Do this: Find and copy every line in the records that includes the string "Опрыскиватели".

* start Extracted entries *

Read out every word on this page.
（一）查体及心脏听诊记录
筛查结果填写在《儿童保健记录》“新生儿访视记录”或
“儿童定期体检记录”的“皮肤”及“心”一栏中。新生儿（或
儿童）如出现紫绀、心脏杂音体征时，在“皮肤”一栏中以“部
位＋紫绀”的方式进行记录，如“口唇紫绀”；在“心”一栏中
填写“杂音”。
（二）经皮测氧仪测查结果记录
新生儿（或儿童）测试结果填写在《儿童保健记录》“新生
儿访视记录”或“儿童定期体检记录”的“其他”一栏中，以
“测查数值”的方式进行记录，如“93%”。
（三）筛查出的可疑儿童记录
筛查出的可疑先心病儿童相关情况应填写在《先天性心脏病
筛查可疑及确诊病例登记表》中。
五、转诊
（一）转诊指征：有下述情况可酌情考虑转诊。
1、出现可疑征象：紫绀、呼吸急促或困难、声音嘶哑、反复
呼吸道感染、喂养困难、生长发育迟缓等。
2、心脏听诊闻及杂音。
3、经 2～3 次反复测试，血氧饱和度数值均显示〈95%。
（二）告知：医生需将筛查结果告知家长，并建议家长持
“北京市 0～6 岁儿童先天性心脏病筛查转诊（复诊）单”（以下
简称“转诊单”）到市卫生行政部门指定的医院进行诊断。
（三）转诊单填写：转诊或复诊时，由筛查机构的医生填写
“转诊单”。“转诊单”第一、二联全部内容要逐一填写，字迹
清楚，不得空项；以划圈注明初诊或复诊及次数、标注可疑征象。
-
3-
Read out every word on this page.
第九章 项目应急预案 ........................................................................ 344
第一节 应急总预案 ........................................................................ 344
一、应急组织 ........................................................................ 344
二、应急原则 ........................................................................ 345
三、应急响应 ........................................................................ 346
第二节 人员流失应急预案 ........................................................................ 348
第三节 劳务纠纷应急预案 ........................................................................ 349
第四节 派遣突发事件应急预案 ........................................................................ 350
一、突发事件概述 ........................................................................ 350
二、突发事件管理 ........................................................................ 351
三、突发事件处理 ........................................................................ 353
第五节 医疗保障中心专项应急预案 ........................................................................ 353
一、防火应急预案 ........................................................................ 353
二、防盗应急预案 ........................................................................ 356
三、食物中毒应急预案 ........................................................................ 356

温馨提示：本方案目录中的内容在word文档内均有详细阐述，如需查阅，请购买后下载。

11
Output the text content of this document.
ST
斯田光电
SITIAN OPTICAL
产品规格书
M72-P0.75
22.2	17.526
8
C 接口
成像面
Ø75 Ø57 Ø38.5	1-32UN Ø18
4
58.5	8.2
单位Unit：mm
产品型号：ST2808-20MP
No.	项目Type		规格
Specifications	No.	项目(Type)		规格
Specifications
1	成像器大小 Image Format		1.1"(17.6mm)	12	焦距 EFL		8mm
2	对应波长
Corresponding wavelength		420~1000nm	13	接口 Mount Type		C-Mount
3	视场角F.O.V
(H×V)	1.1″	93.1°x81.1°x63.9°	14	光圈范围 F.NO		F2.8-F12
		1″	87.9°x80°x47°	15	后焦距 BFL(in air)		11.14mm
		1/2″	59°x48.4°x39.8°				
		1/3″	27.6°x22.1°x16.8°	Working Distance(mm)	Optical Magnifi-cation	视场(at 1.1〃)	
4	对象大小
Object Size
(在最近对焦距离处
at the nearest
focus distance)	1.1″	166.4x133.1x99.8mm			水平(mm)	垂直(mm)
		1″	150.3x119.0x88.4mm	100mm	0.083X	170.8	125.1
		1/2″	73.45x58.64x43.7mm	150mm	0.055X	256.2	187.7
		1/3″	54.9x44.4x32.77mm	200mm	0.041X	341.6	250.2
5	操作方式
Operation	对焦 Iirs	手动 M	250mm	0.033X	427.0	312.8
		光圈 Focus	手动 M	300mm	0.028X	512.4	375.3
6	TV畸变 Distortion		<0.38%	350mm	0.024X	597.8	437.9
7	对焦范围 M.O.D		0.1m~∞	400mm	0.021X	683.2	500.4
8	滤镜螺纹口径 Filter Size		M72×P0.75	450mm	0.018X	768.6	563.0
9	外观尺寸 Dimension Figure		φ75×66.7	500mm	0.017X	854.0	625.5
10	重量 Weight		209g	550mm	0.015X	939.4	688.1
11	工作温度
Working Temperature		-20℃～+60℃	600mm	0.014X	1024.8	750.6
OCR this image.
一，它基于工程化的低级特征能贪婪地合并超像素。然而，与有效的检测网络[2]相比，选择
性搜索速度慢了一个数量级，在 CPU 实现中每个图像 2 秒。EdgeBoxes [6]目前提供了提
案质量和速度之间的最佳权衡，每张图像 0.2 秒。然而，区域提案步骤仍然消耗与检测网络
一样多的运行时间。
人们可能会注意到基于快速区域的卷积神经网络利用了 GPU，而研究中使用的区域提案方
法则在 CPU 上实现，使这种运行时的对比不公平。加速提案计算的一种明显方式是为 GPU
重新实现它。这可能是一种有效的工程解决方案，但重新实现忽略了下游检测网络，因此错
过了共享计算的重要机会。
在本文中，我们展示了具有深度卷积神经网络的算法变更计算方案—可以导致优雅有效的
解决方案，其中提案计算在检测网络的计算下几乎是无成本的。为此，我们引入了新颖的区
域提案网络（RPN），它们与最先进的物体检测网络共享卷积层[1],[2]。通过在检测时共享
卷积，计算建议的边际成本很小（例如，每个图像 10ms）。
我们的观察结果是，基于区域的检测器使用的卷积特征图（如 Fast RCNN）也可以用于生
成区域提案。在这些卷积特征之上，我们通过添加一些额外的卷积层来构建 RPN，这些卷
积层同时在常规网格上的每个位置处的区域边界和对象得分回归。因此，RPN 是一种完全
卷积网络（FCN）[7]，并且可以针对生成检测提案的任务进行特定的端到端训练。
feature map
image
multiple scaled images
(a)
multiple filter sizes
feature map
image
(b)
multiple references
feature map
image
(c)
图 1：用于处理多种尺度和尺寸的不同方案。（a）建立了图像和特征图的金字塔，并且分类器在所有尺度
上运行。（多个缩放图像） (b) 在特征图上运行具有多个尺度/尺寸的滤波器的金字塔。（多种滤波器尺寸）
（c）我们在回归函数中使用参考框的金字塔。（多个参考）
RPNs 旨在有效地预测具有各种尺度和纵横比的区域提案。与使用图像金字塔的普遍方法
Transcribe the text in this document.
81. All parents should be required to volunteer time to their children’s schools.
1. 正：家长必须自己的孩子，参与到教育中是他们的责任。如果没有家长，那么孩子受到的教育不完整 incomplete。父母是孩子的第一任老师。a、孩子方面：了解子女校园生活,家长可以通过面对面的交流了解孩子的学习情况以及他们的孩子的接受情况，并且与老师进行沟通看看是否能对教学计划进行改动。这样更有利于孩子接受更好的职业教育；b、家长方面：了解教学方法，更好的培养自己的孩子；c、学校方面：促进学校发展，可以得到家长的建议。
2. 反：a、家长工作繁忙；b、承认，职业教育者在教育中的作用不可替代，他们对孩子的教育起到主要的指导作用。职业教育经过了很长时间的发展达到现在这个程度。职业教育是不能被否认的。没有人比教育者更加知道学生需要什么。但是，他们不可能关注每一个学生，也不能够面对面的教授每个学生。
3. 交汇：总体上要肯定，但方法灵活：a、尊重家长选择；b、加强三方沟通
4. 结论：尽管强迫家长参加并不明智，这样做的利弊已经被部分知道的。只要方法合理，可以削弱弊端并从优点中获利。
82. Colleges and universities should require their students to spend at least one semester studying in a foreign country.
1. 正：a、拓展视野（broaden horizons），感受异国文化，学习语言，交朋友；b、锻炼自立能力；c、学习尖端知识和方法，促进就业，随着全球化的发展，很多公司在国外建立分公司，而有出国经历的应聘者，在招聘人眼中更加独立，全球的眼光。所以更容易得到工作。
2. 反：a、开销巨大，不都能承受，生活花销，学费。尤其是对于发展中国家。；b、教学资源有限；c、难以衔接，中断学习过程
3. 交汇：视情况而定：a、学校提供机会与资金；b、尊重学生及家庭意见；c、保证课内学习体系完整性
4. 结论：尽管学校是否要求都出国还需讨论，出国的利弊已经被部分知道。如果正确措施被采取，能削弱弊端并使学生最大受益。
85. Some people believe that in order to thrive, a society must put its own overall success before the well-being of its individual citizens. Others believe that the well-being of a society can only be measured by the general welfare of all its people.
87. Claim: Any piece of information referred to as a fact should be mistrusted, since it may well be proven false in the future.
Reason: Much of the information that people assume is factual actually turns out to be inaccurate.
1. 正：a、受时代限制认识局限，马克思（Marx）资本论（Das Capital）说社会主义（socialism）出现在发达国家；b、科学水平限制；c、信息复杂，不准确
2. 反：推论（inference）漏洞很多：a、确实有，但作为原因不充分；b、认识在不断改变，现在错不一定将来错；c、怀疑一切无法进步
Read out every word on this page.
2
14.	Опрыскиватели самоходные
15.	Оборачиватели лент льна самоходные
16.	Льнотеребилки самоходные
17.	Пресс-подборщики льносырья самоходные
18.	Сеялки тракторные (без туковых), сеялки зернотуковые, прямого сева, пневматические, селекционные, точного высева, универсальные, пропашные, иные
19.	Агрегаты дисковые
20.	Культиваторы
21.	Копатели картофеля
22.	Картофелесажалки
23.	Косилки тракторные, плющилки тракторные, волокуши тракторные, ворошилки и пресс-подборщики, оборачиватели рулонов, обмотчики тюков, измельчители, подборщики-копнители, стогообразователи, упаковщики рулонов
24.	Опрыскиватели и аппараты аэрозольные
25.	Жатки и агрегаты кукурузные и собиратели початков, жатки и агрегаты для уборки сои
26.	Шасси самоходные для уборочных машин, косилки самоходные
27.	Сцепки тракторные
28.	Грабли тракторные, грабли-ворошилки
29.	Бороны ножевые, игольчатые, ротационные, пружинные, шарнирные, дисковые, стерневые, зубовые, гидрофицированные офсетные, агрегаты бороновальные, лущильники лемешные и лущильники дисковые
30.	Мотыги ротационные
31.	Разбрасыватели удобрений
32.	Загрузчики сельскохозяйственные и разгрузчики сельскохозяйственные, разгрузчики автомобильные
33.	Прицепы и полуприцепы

* end Extracted entries *

Output for this task:
14.	Опрыскиватели самоходные
24.	Опрыскиватели и аппараты аэрозольные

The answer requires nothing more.